NRA Host: Ammosexuals Are Minorities Too!

Colion Noir
Colion Noir (image courtesy NRA News)

When the National Rifle Association says something, you can almost take it to the bank that it’s going to be outrageous. But even by those standards, a host on NRA News has really gone off the deep end. He’d like us to think that if you’re a gun owner, you have to endure the same hardships as racial minorities and LGBT people.

Colion Noir is the host of “Noir,” a Webcast that has been on the air since 2014 on NRA News. It’s part of an NRA push to bring its message to minorities and millennials. To give you an idea of just how out of touch the NRA is on this, the NRA began this astroturfing campaign soon after Sandy Hook.

On the November 10 edition of his show, Noir claimed that people of color, gays, lesbians, and transgenders aren’t the only ones who have the right to claim minority status. No, no–according to this host, gun owners are minorities as well. Watch here.

Noir claims that the Second Amendment is what protects minority rights in “the land of the minority.” As he sees it, if you support gun rights, “you’re fighting for the right of people who disagree with you” to own a gun. However, Noir shoots himself in the foot when he boils his argument down to one sentence:

“Majorities by definition accept the status quo. Minorities change it.”

Really, Colion? Then why were efforts to reform our gun laws in this country derailed after Sandy Hook, even in the face of overwhelming majorities demanding that the status quo be changed? Oh, that’s right–because the NRA had the power to strike fear in the hearts of enough Senators that the measure couldn’t get 60 votes for cloture.

Media Matters’ Timothy Johnson points out that Noir’s argument falls flat on several other counts. For one thing, gun ownership is not something you’re born with–it’s a choice. There is also no evidence that gun owners have ever faced the level of “systematic and institutional discrimination” that racial minorities and LGBT people have had to endure.

========================================================================

[Given request]
Continue the article about the NRA News host who calls gun owners minorities, picking up after its last sentence. The items that come next have no connection to the article.

[Excerpted records]
========================================================================

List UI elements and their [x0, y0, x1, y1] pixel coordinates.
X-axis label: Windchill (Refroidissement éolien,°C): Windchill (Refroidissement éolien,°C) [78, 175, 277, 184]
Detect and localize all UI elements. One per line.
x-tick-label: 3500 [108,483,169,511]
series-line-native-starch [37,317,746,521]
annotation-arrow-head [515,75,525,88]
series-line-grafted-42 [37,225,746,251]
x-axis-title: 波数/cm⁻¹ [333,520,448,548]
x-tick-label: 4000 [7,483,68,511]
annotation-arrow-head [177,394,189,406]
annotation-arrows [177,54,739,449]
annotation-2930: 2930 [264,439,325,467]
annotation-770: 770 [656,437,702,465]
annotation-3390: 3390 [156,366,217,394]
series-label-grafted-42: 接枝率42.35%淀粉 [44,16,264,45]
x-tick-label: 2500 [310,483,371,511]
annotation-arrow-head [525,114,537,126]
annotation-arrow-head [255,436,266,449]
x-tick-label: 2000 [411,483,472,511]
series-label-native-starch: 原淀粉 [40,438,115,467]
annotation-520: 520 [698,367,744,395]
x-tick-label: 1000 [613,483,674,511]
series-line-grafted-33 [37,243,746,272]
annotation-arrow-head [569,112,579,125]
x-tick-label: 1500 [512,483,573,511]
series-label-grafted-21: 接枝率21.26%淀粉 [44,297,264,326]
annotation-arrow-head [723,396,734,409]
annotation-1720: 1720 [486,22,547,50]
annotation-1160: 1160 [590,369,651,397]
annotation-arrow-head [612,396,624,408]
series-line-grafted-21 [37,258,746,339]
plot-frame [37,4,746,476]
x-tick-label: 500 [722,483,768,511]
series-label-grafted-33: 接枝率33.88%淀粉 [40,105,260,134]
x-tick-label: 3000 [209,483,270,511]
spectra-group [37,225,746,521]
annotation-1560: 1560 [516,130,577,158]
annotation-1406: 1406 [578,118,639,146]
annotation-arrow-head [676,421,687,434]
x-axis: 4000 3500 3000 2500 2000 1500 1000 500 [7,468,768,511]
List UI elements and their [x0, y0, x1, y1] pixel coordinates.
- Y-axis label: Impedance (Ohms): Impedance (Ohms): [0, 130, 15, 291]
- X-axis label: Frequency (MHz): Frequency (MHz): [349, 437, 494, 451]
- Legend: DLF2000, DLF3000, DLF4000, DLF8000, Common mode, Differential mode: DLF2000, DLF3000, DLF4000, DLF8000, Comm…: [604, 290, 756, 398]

========================================================================

[Final result]
I did some digging on Noir, and found out he’s more or less made to order for the NRA. According to The Daily Beast, his real name is Collins Idehen. Most of his videos are standard agitprop typical of an NRA host. When his show premiered last year, it didn’t take long for it to turn into the usual NRA rants about how Hillary Clinton and Mike Bloomberg want to take our guns.

To give you an idea about the kind of person Noir/Idehen is, he once claimed that Martin Luther King, Jr. was pro-gun because he tried to get a concealed-carry permit after someone firebombed his house in Montgomery. What Noir/Idehen doesn’t tell you is that soon afterward, King concluded that he could not serve as the leader of a movement based on nonviolence when he himself had a gun. He got rid of the gun that he owned, contenting himself with posting unarmed guards at his house around the clock and not traveling alone. He realized that “I was much more afraid” when he had a gun in his house than when he didn’t have one.

As it turns out, this urban myth has been floating around the gun lobby for a long time. Just because a black host says it doesn’t make it any less unhinged and inaccurate than it would from the mouth of Wayne LaPierre. The fact that the NRA considers someone who spews such easily debunked claptrap to be its “Great Black Hope” and “Great Millennial Hope” tells you all you need to know about the NRA.

Darrell is a 30-something graduate of the University of North Carolina who considers himself a journalist of the old school. An attempt to turn him into a member of the religious right in college only succeeded in turning him into the religious right's worst nightmare--a charismatic Christian who is an unapologetic liberal. His desire to stand up for those who have been scared into silence only increased when he survived an abusive three-year marriage. You may know him on Daily Kos as Christian Dem in NC. Follow him on Twitter @DarrellLucus or connect with him on Facebook. Click here to buy Darrell a Mello Yello.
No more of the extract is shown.